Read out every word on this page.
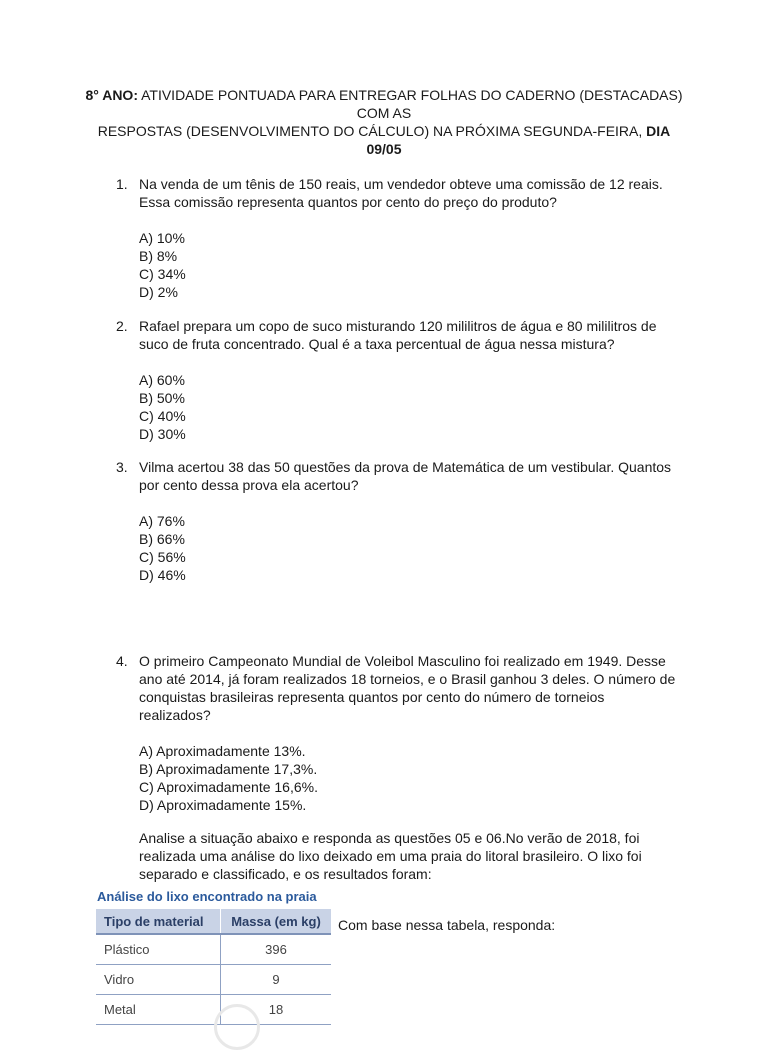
8° ANO: ATIVIDADE PONTUADA PARA ENTREGAR FOLHAS DO CADERNO (DESTACADAS) COM AS
RESPOSTAS (DESENVOLVIMENTO DO CÁLCULO) NA PRÓXIMA SEGUNDA-FEIRA, DIA 09/05
1. Na venda de um tênis de 150 reais, um vendedor obteve uma comissão de 12 reais. Essa comissão representa quantos por cento do preço do produto?
A) 10%
B) 8%
C) 34%
D) 2%
2. Rafael prepara um copo de suco misturando 120 mililitros de água e 80 mililitros de suco de fruta concentrado. Qual é a taxa percentual de água nessa mistura?
A) 60%
B) 50%
C) 40%
D) 30%
3. Vilma acertou 38 das 50 questões da prova de Matemática de um vestibular. Quantos por cento dessa prova ela acertou?
A) 76%
B) 66%
C) 56%
D) 46%
4. O primeiro Campeonato Mundial de Voleibol Masculino foi realizado em 1949. Desse ano até 2014, já foram realizados 18 torneios, e o Brasil ganhou 3 deles. O número de conquistas brasileiras representa quantos por cento do número de torneios realizados?
A) Aproximadamente 13%.
B) Aproximadamente 17,3%.
C) Aproximadamente 16,6%.
D) Aproximadamente 15%.
Analise a situação abaixo e responda as questões 05 e 06.No verão de 2018, foi realizada uma análise do lixo deixado em uma praia do litoral brasileiro. O lixo foi separado e classificado, e os resultados foram:
Análise do lixo encontrado na praia
Tipo de material	Massa (em kg)
Plástico	396
Vidro	9
Metal	18
Com base nessa tabela, responda:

▶ _TASK DIRECTIONS_
Report how many lines above hold the string "questões", giving nothing but the number.

▶ _WORKED SOLUTION_
2